Written instruction:
Select each line where the word "ADVANCED" appears.
==================================================
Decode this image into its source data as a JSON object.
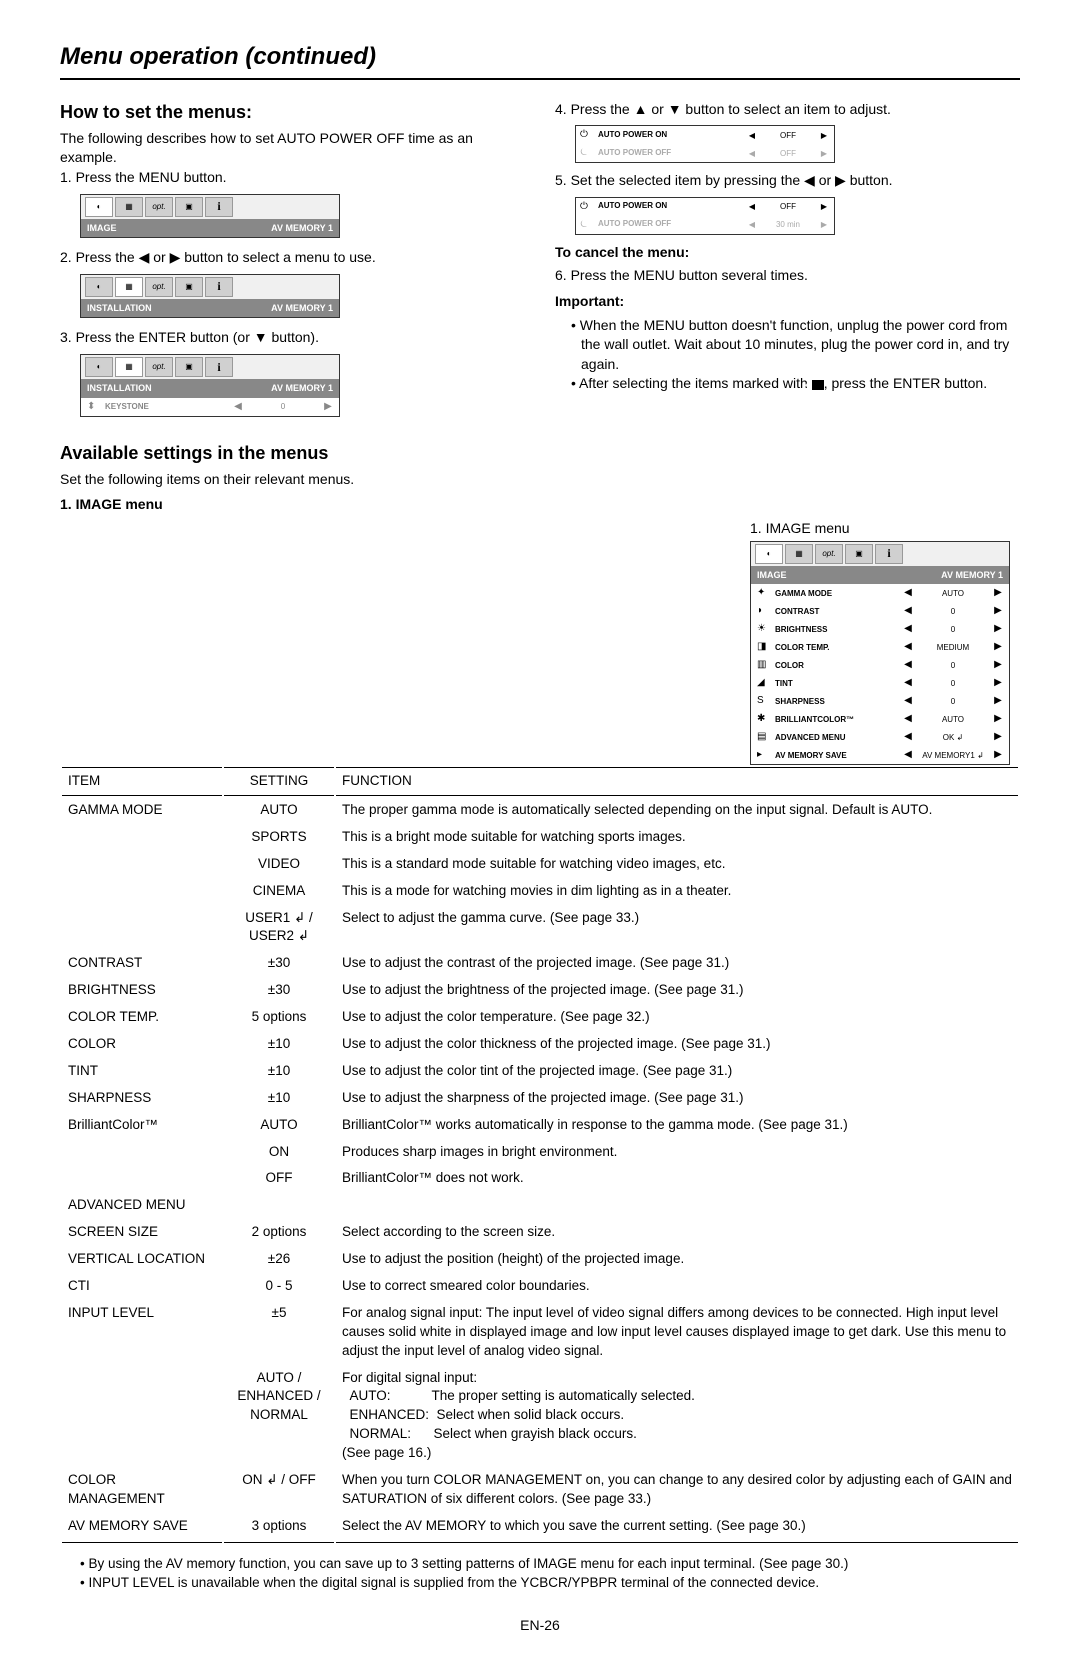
{
  "title": "Menu operation (continued)",
  "left": {
    "heading": "How to set the menus:",
    "intro": "The following describes how to set AUTO POWER OFF time as an example.",
    "step1": "Press the MENU button.",
    "box1": {
      "header_left": "IMAGE",
      "header_right": "AV MEMORY 1"
    },
    "step2": "Press the ◀ or ▶ button to select a menu to use.",
    "box2": {
      "header_left": "INSTALLATION",
      "header_right": "AV MEMORY 1"
    },
    "step3": "Press the ENTER button (or ▼ button).",
    "box3": {
      "header_left": "INSTALLATION",
      "header_right": "AV MEMORY 1",
      "row_label": "KEYSTONE",
      "row_val": "0"
    }
  },
  "right": {
    "step4": "Press the ▲ or ▼ button to select an item to adjust.",
    "mini1": {
      "r1_label": "AUTO POWER ON",
      "r1_val": "OFF",
      "r2_label": "AUTO POWER OFF",
      "r2_val": "OFF"
    },
    "step5": "Set the selected item by pressing the ◀ or ▶ button.",
    "mini2": {
      "r1_label": "AUTO POWER ON",
      "r1_val": "OFF",
      "r2_label": "AUTO POWER OFF",
      "r2_val": "30 min"
    },
    "cancel_heading": "To cancel the menu:",
    "step6": "Press the MENU button several times.",
    "important_heading": "Important:",
    "imp1": "When the MENU button doesn't function, unplug the power cord from the wall outlet. Wait about 10 minutes, plug the power cord in, and try again.",
    "imp2_a": "After selecting the items marked with ",
    "imp2_b": ", press the ENTER button."
  },
  "avail_heading": "Available settings in the menus",
  "avail_sub": "Set the following items on their relevant menus.",
  "imenu_heading": "1. IMAGE menu",
  "imenu_label": "1. IMAGE menu",
  "imenu_box": {
    "header_left": "IMAGE",
    "header_right": "AV MEMORY 1",
    "rows": [
      {
        "label": "GAMMA MODE",
        "val": "AUTO"
      },
      {
        "label": "CONTRAST",
        "val": "0"
      },
      {
        "label": "BRIGHTNESS",
        "val": "0"
      },
      {
        "label": "COLOR TEMP.",
        "val": "MEDIUM"
      },
      {
        "label": "COLOR",
        "val": "0"
      },
      {
        "label": "TINT",
        "val": "0"
      },
      {
        "label": "SHARPNESS",
        "val": "0"
      },
      {
        "label": "BrilliantColor™",
        "val": "AUTO"
      },
      {
        "label": "ADVANCED MENU",
        "val": "OK ↲"
      },
      {
        "label": "AV MEMORY SAVE",
        "val": "AV MEMORY1 ↲"
      }
    ]
  },
  "table": {
    "col_item": "ITEM",
    "col_setting": "SETTING",
    "col_func": "FUNCTION",
    "rows": [
      {
        "item": "GAMMA MODE",
        "setting": "AUTO",
        "func": "The proper gamma mode is automatically selected depending on the input signal. Default is AUTO."
      },
      {
        "item": "",
        "setting": "SPORTS",
        "func": "This is a bright mode suitable for watching sports images."
      },
      {
        "item": "",
        "setting": "VIDEO",
        "func": "This is a standard mode suitable for watching video images, etc."
      },
      {
        "item": "",
        "setting": "CINEMA",
        "func": "This is a mode for watching movies in dim lighting as in a theater."
      },
      {
        "item": "",
        "setting": "USER1 ↲ / USER2 ↲",
        "func": "Select to adjust the gamma curve. (See page 33.)"
      },
      {
        "item": "CONTRAST",
        "setting": "±30",
        "func": "Use to adjust the contrast of the projected image. (See page 31.)"
      },
      {
        "item": "BRIGHTNESS",
        "setting": "±30",
        "func": "Use to adjust the brightness of the projected image. (See page 31.)"
      },
      {
        "item": "COLOR TEMP.",
        "setting": "5 options",
        "func": "Use to adjust the color temperature. (See page 32.)"
      },
      {
        "item": "COLOR",
        "setting": "±10",
        "func": "Use to adjust the color thickness of the projected image. (See page 31.)"
      },
      {
        "item": "TINT",
        "setting": "±10",
        "func": "Use to adjust the color tint of the projected image. (See page 31.)"
      },
      {
        "item": "SHARPNESS",
        "setting": "±10",
        "func": "Use to adjust the sharpness of the projected image. (See page 31.)"
      },
      {
        "item": "BrilliantColor™",
        "setting": "AUTO",
        "func": "BrilliantColor™ works automatically in response to the gamma mode. (See page 31.)"
      },
      {
        "item": "",
        "setting": "ON",
        "func": "Produces sharp images in bright environment."
      },
      {
        "item": "",
        "setting": "OFF",
        "func": "BrilliantColor™ does not work."
      },
      {
        "item": "ADVANCED MENU",
        "setting": "",
        "func": ""
      },
      {
        "item": "SCREEN SIZE",
        "setting": "2 options",
        "func": "Select according to the screen size.",
        "indent": true
      },
      {
        "item": "VERTICAL LOCATION",
        "setting": "±26",
        "func": "Use to adjust the position (height) of the projected image.",
        "indent": true
      },
      {
        "item": "CTI",
        "setting": "0 - 5",
        "func": "Use to correct smeared color boundaries.",
        "indent": true
      },
      {
        "item": "INPUT LEVEL",
        "setting": "±5",
        "func": "For analog signal input: The input level of video signal differs among devices to be connected. High input level causes solid white in displayed image and low input level causes displayed image to get dark. Use this menu to adjust the input level of analog video signal.",
        "indent": true
      },
      {
        "item": "",
        "setting": "AUTO / ENHANCED / NORMAL",
        "func": "For digital signal input:\n  AUTO:           The proper setting is automatically selected.\n  ENHANCED:  Select when solid black occurs.\n  NORMAL:      Select when grayish black occurs.\n(See page 16.)",
        "indent": true
      },
      {
        "item": "COLOR MANAGEMENT",
        "setting": "ON ↲ / OFF",
        "func": "When you turn COLOR MANAGEMENT on, you can change to any desired color by adjusting each of GAIN and SATURATION of six different colors. (See page 33.)",
        "indent": true
      },
      {
        "item": "AV MEMORY SAVE",
        "setting": "3 options",
        "func": "Select the AV MEMORY to which you save the current setting. (See page 30.)",
        "last": true
      }
    ]
  },
  "foot1": "By using the AV memory function, you can save up to 3 setting patterns of IMAGE menu for each input terminal. (See page 30.)",
  "foot2": "INPUT LEVEL is unavailable when the digital signal is supplied from the YCBCR/YPBPR terminal of the connected device.",
  "pagenum": "EN-26"
}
==================================================
Solution:
        "label": "ADVANCED MENU",
        "item": "ADVANCED MENU",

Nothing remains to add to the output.